Goal —
Count every line that includes the string "relacionem" in the entries that follow. Nothing besides the number is needed.
━━━ Extracted entries ━━━
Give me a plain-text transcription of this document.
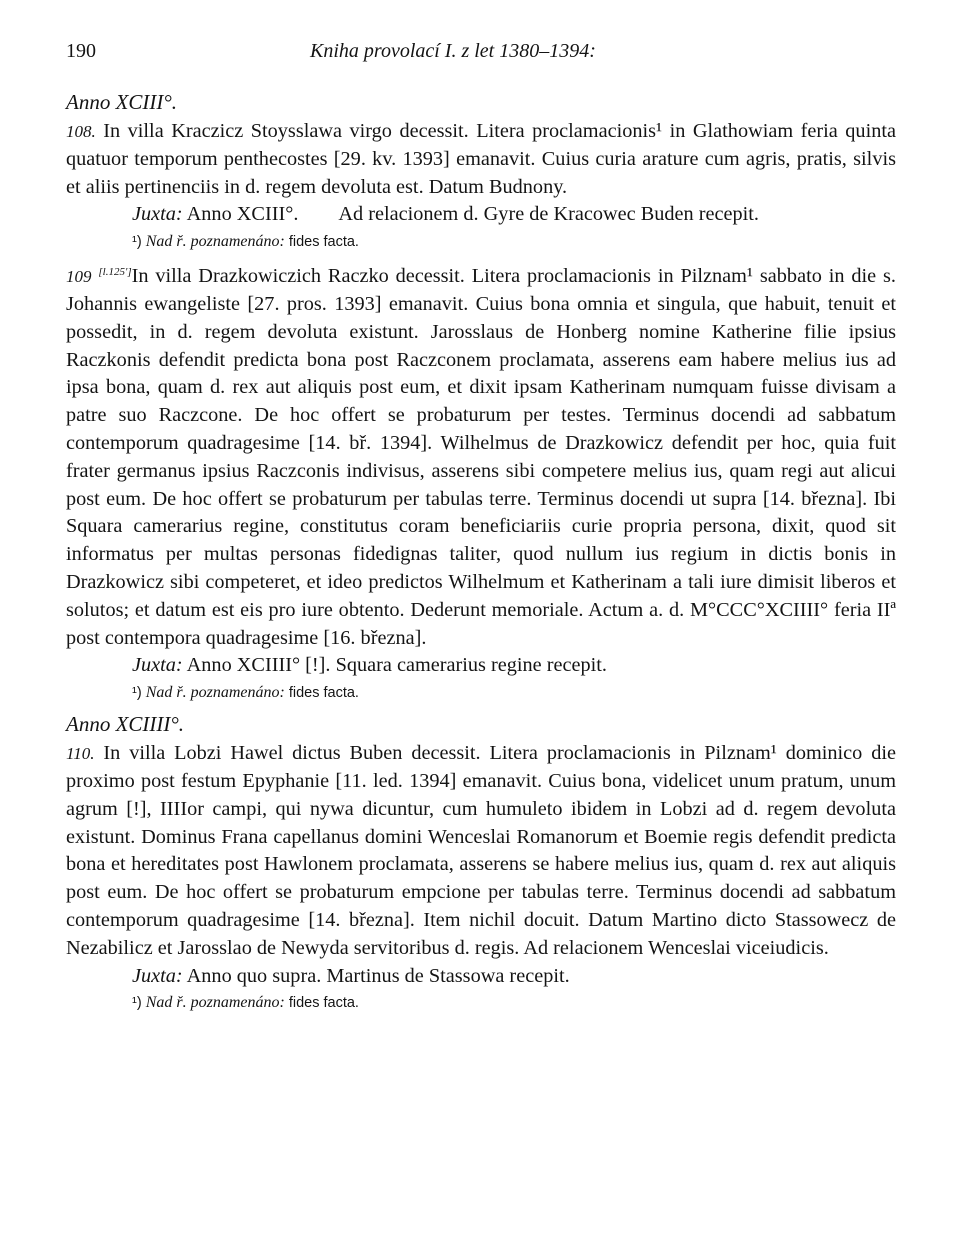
190	Kniha provolací I. z let 1380–1394:
Anno XCIII°.

108. In villa Kraczicz Stoysslawa virgo decessit. Litera proclamacionis¹ in Glathowiam feria quinta quatuor temporum penthecostes [29. kv. 1393] emanavit. Cuius curia arature cum agris, pratis, silvis et aliis pertinenciis in d. regem devoluta est. Datum Budnony.

Juxta: Anno XCIII°. Ad relacionem d. Gyre de Kracowec Buden recepit.
¹) Nad ř. poznamenáno: fides facta.

109 [l.125']In villa Drazkowiczich Raczko decessit. Litera proclamacionis in Pilznam¹ sabbato in die s. Johannis ewangeliste [27. pros. 1393] emanavit. Cuius bona omnia et singula, que habuit, tenuit et possedit, in d. regem devoluta existunt. Jarosslaus de Honberg nomine Katherine filie ipsius Raczkonis defendit predicta bona post Raczconem proclamata, asserens eam habere melius ius ad ipsa bona, quam d. rex aut aliquis post eum, et dixit ipsam Katherinam numquam fuisse divisam a patre suo Raczcone. De hoc offert se probaturum per testes. Terminus docendi ad sabbatum contemporum quadragesime [14. bř. 1394]. Wilhelmus de Drazkowicz defendit per hoc, quia fuit frater germanus ipsius Raczconis indivisus, asserens sibi competere melius ius, quam regi aut alicui post eum. De hoc offert se probaturum per tabulas terre. Terminus docendi ut supra [14. března]. Ibi Squara camerarius regine, constitutus coram beneficiariis curie propria persona, dixit, quod sit informatus per multas personas fidedignas taliter, quod nullum ius regium in dictis bonis in Drazkowicz sibi competeret, et ideo predictos Wilhelmum et Katherinam a tali iure dimisit liberos et solutos; et datum est eis pro iure obtento. Dederunt memoriale. Actum a. d. M°CCC°XCIIII° feria IIª post contempora quadragesime [16. března].

Juxta: Anno XCIIII° [!]. Squara camerarius regine recepit.
¹) Nad ř. poznamenáno: fides facta.
Anno XCIIII°.

110. In villa Lobzi Hawel dictus Buben decessit. Litera proclamacionis in Pilznam¹ dominico die proximo post festum Epyphanie [11. led. 1394] emanavit. Cuius bona, videlicet unum pratum, unum agrum [!], IIIIor campi, qui nywa dicuntur, cum humuleto ibidem in Lobzi ad d. regem devoluta existunt. Dominus Frana capellanus domini Wenceslai Romanorum et Boemie regis defendit predicta bona et hereditates post Hawlonem proclamata, asserens se habere melius ius, quam d. rex aut aliquis post eum. De hoc offert se probaturum empcione per tabulas terre. Terminus docendi ad sabbatum contemporum quadragesime [14. března]. Item nichil docuit. Datum Martino dicto Stassowecz de Nezabilicz et Jarosslao de Newyda servitoribus d. regis. Ad relacionem Wenceslai viceiudicis.

Juxta: Anno quo supra. Martinus de Stassowa recepit.
¹) Nad ř. poznamenáno: fides facta.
━━━
Exercise solution —
2